*Exercise data*.
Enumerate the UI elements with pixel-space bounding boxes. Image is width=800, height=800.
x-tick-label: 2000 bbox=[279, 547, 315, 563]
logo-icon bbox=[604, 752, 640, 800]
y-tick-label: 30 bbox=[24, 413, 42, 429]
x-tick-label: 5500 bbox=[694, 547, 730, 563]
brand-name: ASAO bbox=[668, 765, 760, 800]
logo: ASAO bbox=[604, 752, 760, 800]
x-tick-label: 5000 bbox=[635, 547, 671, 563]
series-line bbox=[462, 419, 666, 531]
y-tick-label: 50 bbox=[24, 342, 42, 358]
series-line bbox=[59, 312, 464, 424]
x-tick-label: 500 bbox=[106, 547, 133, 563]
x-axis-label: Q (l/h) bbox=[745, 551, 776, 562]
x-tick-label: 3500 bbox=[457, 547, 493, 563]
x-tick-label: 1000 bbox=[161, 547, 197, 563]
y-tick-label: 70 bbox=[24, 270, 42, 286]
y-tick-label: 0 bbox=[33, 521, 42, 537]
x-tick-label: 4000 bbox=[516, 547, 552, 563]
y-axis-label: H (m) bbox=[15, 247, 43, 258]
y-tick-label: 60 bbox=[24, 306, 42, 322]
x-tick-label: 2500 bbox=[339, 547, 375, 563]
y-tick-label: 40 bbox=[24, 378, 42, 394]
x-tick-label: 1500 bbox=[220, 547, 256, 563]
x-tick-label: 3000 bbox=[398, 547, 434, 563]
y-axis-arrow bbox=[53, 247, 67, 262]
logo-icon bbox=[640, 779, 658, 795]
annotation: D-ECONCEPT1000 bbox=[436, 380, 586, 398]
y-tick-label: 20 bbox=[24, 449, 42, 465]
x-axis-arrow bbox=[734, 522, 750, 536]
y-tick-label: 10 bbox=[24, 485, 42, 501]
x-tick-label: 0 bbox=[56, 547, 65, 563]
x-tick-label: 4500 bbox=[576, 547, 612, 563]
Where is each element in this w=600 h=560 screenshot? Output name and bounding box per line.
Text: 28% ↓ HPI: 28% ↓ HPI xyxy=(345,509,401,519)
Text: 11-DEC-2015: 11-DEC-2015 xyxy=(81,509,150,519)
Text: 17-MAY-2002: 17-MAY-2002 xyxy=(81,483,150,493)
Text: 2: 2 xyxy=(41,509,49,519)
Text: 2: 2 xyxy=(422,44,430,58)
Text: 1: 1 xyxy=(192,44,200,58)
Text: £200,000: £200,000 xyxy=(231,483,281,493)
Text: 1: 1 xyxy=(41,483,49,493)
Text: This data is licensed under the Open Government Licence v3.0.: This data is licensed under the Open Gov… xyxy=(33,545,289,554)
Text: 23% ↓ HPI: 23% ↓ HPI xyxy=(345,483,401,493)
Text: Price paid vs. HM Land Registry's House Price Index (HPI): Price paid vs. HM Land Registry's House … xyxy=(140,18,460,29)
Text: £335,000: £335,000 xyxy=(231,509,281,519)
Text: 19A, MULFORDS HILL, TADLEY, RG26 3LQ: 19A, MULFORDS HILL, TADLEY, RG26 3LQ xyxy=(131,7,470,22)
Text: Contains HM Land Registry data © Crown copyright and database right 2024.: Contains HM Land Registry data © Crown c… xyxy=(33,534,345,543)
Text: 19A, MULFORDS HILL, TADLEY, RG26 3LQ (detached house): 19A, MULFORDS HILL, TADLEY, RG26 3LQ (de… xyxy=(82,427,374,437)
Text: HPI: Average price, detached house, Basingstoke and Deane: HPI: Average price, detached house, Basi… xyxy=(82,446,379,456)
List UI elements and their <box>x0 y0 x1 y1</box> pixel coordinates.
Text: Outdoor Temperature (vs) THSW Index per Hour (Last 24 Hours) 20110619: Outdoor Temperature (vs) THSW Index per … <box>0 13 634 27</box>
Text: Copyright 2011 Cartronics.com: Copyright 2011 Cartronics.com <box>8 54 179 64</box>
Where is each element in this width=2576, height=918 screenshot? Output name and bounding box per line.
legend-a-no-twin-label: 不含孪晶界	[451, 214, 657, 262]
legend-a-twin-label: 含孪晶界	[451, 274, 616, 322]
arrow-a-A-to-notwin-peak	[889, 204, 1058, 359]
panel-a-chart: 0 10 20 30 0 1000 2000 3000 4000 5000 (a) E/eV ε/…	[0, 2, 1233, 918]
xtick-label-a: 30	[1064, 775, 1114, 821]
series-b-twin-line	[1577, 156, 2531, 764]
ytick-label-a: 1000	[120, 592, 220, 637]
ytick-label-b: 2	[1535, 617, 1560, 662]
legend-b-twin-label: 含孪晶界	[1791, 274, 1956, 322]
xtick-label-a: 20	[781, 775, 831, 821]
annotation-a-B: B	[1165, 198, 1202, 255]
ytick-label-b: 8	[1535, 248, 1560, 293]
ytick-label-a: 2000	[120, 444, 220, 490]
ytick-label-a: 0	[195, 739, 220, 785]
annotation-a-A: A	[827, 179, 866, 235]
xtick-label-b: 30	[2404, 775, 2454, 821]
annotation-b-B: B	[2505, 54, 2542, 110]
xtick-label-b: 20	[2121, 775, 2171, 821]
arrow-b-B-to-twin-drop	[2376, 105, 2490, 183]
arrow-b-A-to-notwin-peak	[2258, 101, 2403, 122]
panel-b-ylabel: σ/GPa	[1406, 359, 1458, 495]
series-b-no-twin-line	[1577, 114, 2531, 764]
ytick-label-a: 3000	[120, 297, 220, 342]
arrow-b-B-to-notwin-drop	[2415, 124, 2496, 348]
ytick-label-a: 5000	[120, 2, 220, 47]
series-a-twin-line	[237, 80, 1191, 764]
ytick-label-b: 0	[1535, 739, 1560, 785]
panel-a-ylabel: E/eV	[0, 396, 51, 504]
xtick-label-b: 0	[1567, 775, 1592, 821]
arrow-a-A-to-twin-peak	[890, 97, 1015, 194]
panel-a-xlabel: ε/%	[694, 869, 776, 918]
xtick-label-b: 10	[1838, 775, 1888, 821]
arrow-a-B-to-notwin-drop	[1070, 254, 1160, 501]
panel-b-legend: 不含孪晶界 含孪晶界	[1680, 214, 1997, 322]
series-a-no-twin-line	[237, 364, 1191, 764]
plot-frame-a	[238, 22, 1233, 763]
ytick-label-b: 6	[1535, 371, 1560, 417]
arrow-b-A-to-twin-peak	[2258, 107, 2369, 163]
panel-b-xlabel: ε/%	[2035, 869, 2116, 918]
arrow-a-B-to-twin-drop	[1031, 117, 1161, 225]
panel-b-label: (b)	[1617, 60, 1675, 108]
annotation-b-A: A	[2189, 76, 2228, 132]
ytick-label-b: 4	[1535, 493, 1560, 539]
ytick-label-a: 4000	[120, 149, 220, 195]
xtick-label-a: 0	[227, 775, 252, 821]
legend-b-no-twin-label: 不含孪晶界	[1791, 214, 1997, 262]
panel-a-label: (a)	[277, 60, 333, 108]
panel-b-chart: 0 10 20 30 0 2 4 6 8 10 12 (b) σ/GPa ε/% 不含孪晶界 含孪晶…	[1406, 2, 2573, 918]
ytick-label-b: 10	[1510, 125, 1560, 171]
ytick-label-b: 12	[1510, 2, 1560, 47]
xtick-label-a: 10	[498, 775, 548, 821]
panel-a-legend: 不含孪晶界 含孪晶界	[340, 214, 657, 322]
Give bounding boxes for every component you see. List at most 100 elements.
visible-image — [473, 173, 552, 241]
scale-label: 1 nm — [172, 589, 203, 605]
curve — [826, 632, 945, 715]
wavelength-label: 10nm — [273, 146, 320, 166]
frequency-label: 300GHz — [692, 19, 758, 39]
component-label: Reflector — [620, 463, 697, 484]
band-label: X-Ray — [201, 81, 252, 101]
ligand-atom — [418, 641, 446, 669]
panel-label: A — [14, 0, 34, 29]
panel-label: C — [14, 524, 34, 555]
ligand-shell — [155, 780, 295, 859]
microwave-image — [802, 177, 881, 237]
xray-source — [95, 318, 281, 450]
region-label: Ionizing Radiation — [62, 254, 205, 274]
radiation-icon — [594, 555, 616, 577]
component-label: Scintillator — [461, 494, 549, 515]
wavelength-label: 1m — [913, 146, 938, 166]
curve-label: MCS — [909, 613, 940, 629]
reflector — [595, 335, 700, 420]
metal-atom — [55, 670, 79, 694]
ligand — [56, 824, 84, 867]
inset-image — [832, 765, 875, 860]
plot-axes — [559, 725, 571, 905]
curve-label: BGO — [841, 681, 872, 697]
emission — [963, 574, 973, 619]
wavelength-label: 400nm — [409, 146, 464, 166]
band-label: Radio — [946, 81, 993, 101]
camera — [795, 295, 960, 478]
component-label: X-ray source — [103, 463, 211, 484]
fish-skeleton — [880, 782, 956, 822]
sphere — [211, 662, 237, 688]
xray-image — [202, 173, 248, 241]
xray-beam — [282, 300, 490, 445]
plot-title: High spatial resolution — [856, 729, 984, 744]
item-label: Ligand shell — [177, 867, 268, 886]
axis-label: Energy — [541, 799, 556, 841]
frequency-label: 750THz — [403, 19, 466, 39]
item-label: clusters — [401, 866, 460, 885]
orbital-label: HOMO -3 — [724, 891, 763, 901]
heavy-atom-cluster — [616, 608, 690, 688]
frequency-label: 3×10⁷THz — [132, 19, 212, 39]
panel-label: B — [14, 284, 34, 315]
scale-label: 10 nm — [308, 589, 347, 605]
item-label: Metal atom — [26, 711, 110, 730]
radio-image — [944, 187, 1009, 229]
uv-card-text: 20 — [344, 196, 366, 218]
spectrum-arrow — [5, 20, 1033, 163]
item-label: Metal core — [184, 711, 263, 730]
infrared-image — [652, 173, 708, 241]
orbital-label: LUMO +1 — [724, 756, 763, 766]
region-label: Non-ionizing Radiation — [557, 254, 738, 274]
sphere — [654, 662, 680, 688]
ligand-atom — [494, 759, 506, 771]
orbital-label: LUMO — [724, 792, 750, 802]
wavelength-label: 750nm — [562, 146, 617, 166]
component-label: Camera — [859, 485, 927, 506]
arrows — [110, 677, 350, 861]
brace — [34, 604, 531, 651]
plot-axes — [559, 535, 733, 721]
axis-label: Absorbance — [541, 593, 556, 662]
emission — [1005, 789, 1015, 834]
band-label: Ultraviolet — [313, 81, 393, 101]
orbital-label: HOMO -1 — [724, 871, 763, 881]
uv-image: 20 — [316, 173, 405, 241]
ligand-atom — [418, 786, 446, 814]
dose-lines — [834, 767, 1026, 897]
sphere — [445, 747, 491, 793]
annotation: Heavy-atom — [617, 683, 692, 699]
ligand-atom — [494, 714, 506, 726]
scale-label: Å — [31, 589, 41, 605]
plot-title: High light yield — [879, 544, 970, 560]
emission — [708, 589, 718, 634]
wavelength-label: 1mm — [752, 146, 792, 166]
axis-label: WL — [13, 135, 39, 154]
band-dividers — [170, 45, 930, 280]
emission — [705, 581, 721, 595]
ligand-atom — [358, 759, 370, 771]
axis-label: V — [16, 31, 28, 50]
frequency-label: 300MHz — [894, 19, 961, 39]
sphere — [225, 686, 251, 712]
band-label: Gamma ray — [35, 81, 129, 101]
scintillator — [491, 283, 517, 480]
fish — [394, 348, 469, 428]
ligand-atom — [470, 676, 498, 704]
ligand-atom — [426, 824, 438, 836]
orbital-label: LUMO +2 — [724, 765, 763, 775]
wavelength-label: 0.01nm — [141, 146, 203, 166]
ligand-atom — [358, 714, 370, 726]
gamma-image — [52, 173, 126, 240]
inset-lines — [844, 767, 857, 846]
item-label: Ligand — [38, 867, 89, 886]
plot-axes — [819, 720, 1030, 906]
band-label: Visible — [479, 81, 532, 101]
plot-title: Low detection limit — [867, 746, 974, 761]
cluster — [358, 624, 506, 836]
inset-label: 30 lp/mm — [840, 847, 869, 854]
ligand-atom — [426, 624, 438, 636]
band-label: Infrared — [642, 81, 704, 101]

*Set task*.
Reproduce the material starting at its first line and ending at the line containing "Text: 1: 1 xyxy=(41,483,49,493)", swapping "series-line" for "plot-line" and keeping everything else the same.

*Result of the task*.
Enumerate the UI elements with pixel-space bounding boxes. Image is width=800, height=800.
x-tick-label: 2000 bbox=[279, 547, 315, 563]
logo-icon bbox=[604, 752, 640, 800]
y-tick-label: 30 bbox=[24, 413, 42, 429]
x-tick-label: 5500 bbox=[694, 547, 730, 563]
brand-name: ASAO bbox=[668, 765, 760, 800]
logo: ASAO bbox=[604, 752, 760, 800]
x-tick-label: 5000 bbox=[635, 547, 671, 563]
plot-line bbox=[462, 419, 666, 531]
y-tick-label: 50 bbox=[24, 342, 42, 358]
plot-line bbox=[59, 312, 464, 424]
x-tick-label: 500 bbox=[106, 547, 133, 563]
x-axis-label: Q (l/h) bbox=[745, 551, 776, 562]
x-tick-label: 3500 bbox=[457, 547, 493, 563]
x-tick-label: 1000 bbox=[161, 547, 197, 563]
y-tick-label: 70 bbox=[24, 270, 42, 286]
y-tick-label: 0 bbox=[33, 521, 42, 537]
x-tick-label: 4000 bbox=[516, 547, 552, 563]
y-axis-label: H (m) bbox=[15, 247, 43, 258]
y-tick-label: 60 bbox=[24, 306, 42, 322]
x-tick-label: 2500 bbox=[339, 547, 375, 563]
y-tick-label: 40 bbox=[24, 378, 42, 394]
x-tick-label: 1500 bbox=[220, 547, 256, 563]
x-tick-label: 3000 bbox=[398, 547, 434, 563]
y-axis-arrow bbox=[53, 247, 67, 262]
logo-icon bbox=[640, 779, 658, 795]
annotation: D-ECONCEPT1000 bbox=[436, 380, 586, 398]
y-tick-label: 20 bbox=[24, 449, 42, 465]
x-axis-arrow bbox=[734, 522, 750, 536]
y-tick-label: 10 bbox=[24, 485, 42, 501]
x-tick-label: 0 bbox=[56, 547, 65, 563]
x-tick-label: 4500 bbox=[576, 547, 612, 563]
Where is each element in this w=600 h=560 screenshot? Output name and bounding box per line.
Text: 28% ↓ HPI: 28% ↓ HPI xyxy=(345,509,401,519)
Text: 11-DEC-2015: 11-DEC-2015 xyxy=(81,509,150,519)
Text: 17-MAY-2002: 17-MAY-2002 xyxy=(81,483,150,493)
Text: 2: 2 xyxy=(41,509,49,519)
Text: 2: 2 xyxy=(422,44,430,58)
Text: 1: 1 xyxy=(192,44,200,58)
Text: £200,000: £200,000 xyxy=(231,483,281,493)
Text: 1: 1 xyxy=(41,483,49,493)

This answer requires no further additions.